(Excerpt from a dataset)
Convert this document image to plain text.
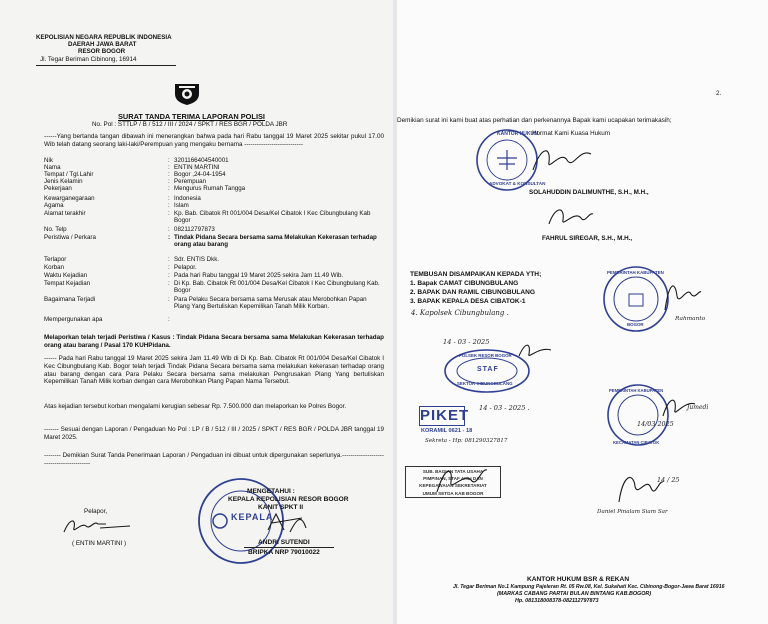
KEPOLISIAN NEGARA REPUBLIK INDONESIA
DAERAH JAWA BARAT
RESOR BOGOR
Jl. Tegar Beriman Cibinong, 16914
SURAT TANDA TERIMA LAPORAN POLISI
No. Pol : STTLP / B / 512 / III / 2024 / SPKT / RES BGR / POLDA JBR
------Yang bertanda tangan dibawah ini menerangkan bahwa pada hari Rabu tanggal 19 Maret 2025 sekitar pukul 17.00 Wib telah datang seorang laki-laki/Perempuan yang mengaku bernama ----------------------------
Nik	: 3201166404540001
Nama	: ENTIN MARTINI
Tempat / Tgl.Lahir	: Bogor ,24-04-1954
Jenis Kelamin	: Perempuan
Pekerjaan	: Mengurus Rumah Tangga
Kewarganegaraan	: Indonesia
Agama	: Islam
Alamat terakhir	: Kp. Bab. Cibatok Rt 001/004 Desa/Kel Cibatok I Kec Cibungbulang Kab Bogor
No. Telp	: 082112797873
Peristiwa / Perkara	: Tindak Pidana Secara bersama sama Melakukan Kekerasan terhadap orang atau barang
Terlapor	: Sdr. ENTIS Dkk.
Korban	: Pelapor.
Waktu Kejadian	: Pada hari Rabu tanggal 19 Maret 2025 sekira Jam 11.49 Wib.
Tempat Kejadian	: Di Kp. Bab. Cibatok Rt 001/004 Desa/Kel Cibatok I Kec Cibungbulang Kab. Bogor
Bagaimana Terjadi	: Para Pelaku Secara bersama sama Merusak atau Merobohkan Papan Plang Yang Bertuliskan Kepemilikan Tanah Milik Korban.
Mempergunakan apa	:
Melaporkan telah terjadi Peristiwa / Kasus : Tindak Pidana Secara bersama sama Melakukan Kekerasan terhadap orang atau barang / Pasal 170 KUHPidana.
------ Pada hari Rabu tanggal 19 Maret 2025 sekira Jam 11.49 Wib di Di Kp. Bab. Cibatok Rt 001/004 Desa/Kel Cibatok I Kec Cibungbulang Kab. Bogor telah terjadi Tindak Pidana Secara bersama sama melakukan kekerasan terhadap orang atau barang dengan cara Para Pelaku Secara bersama sama melakukan Pengrusakan Plang Yang bertuliskan Kepemilikan Tanah Milik korban dengan cara Merobohkan Plang Papan Nama Tersebut.
Atas kejadian tersebut korban mengalami kerugian sebesar Rp. 7.500.000 dan melaporkan ke Polres Bogor.
------- Sesuai dengan Laporan / Pengaduan No Pol : LP / B / 512 / III / 2025 / SPKT / RES BGR / POLDA JBR tanggal 19 Maret 2025.
-------- Demikian Surat Tanda Penerimaan Laporan / Pengaduan ini dibuat untuk dipergunakan seperlunya.------------------------------------------
Pelapor,
( ENTIN MARTINI )
KEPALA
MENGETAHUI :
KEPALA KEPOLISIAN RESOR BOGOR
KANIT SPKT II
ANDRI SUTENDI
BRIPKA NRP 79010022
2.
Demikian surat ini kami buat atas perhatian dan perkenannya Bapak kami ucapakan terimakasih;
Hormat Kami Kuasa Hukum
KANTOR HUKUM
ADVOKAT & KONSULTAN
SOLAHUDDIN DALIMUNTHE, S.H., M.H.,
FAHRUL SIREGAR, S.H., M.H.,
TEMBUSAN DISAMPAIKAN KEPADA YTH;
1. Bapak CAMAT CIBUNGBULANG
2. BAPAK DAN RAMIL CIBUNGBULANG
3. BAPAK KEPALA DESA CIBATOK-1
4. Kapolsek Cibungbulang .
POLSEK RESOR BOGOR
STAF
SEKTOR CIBUNGBULANG
14 - 03 - 2025
PIKET 14 - 03 - 2025 .
KORAMIL 0621 - 18
Sekreta - Hp: 081290327817
SUB. BAGIAN TATA USAHA
PIMPINAN, STAF AHLI DAN
KEPEGAWAIAN SEKRETARIAT
UMUM SETDA KAB BOGOR
PEMERINTAH KABUPATEN
BOGOR
Rahmanto
PEMERINTAH KABUPATEN
KECAMATAN CIBATOK
14/03 2025
Jumedi
14 / 25
Daniel Pinalam Siam Sar
KANTOR HUKUM BSR & REKAN
Jl. Tegar Beriman No.1 Kampung Pajeleran Rt. 05 Rw.08, Kel. Sukahati Kec. Cibinong-Bogor-Jawa Barat 16916
(MARKAS CABANG PARTAI BULAN BINTANG KAB.BOGOR)
Hp. 081318008378-082112797873
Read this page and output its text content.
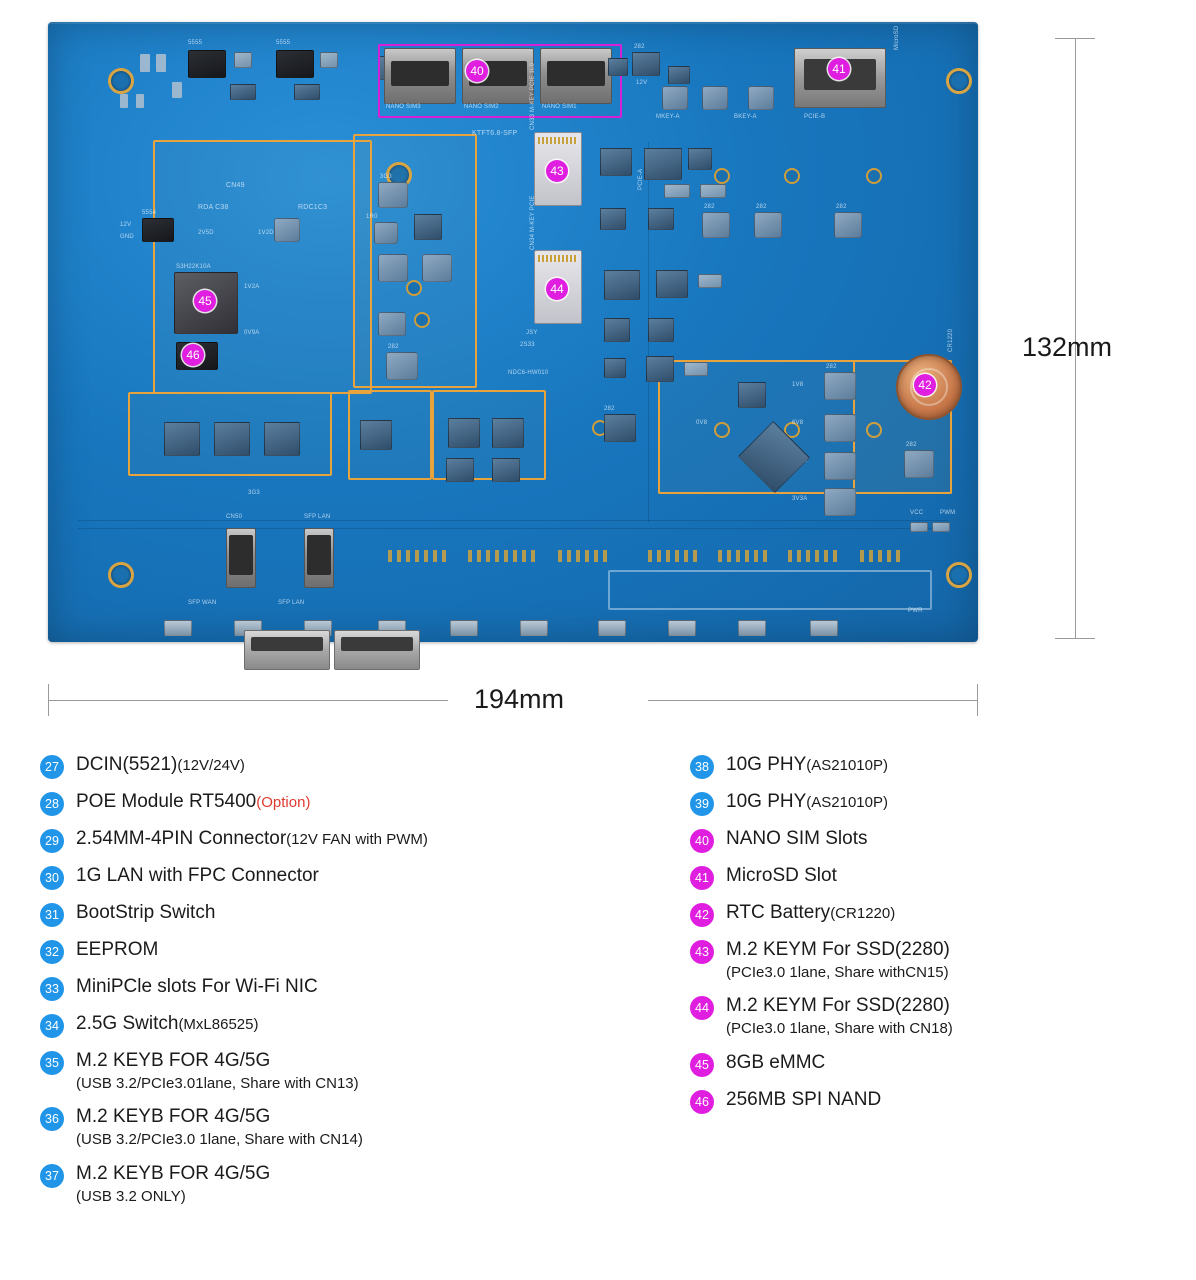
5555	5555
NANO SIM3	NANO SIM2	NANO SIM1
40	41
MicroSD
282
12V
MKEY-A	BKEY-A	PCIE-B
45
S3H22K10A
46
CN49
RDA C38	RDC1C3
KTFT6.8-SFP
12V
GND
2V5D	1V2D
1V2A
0V9A
5554
3G3
1R0
282
43
CN33 M-KEY PCIE 1L0
44
CN34 M-KEY PCIE
JSY
2S33
NDC6-HW010
PCIE-A
282	282	282
42
CR1220
282
1V8
6V8
3V3A
0V8
282
3G3
282
CN50	SFP LAN
SFP WAN	SFP LAN
PWR
VCC	PWM
132mm
194mm
27 DCIN(5521)(12V/24V)
28 POE Module RT5400(Option)
29 2.54MM-4PIN Connector(12V FAN with PWM)
30 1G LAN with FPC Connector
31 BootStrip Switch
32 EEPROM
33 MiniPCle slots For Wi-Fi NIC
34 2.5G Switch(MxL86525)
35 M.2 KEYB FOR 4G/5G
(USB 3.2/PCIe3.01lane, Share with CN13)
36 M.2 KEYB FOR 4G/5G
(USB 3.2/PCIe3.0 1lane, Share with CN14)
37 M.2 KEYB FOR 4G/5G
(USB 3.2 ONLY)
38 10G PHY(AS21010P)
39 10G PHY(AS21010P)
40 NANO SIM Slots
41 MicroSD Slot
42 RTC Battery(CR1220)
43 M.2 KEYM For SSD(2280)
(PCIe3.0 1lane, Share withCN15)
44 M.2 KEYM For SSD(2280)
(PCIe3.0 1lane, Share with CN18)
45 8GB eMMC
46 256MB SPI NAND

[EXERCISE DETAILS] Write out every line of the entries that holds the word "KEPOLISIAN".

[ANSWER TO THIS EXERCISE]
KEPOLISIAN NEGARA REPUBLIK INDONESIA
KEPALA KEPOLISIAN RESOR BOGOR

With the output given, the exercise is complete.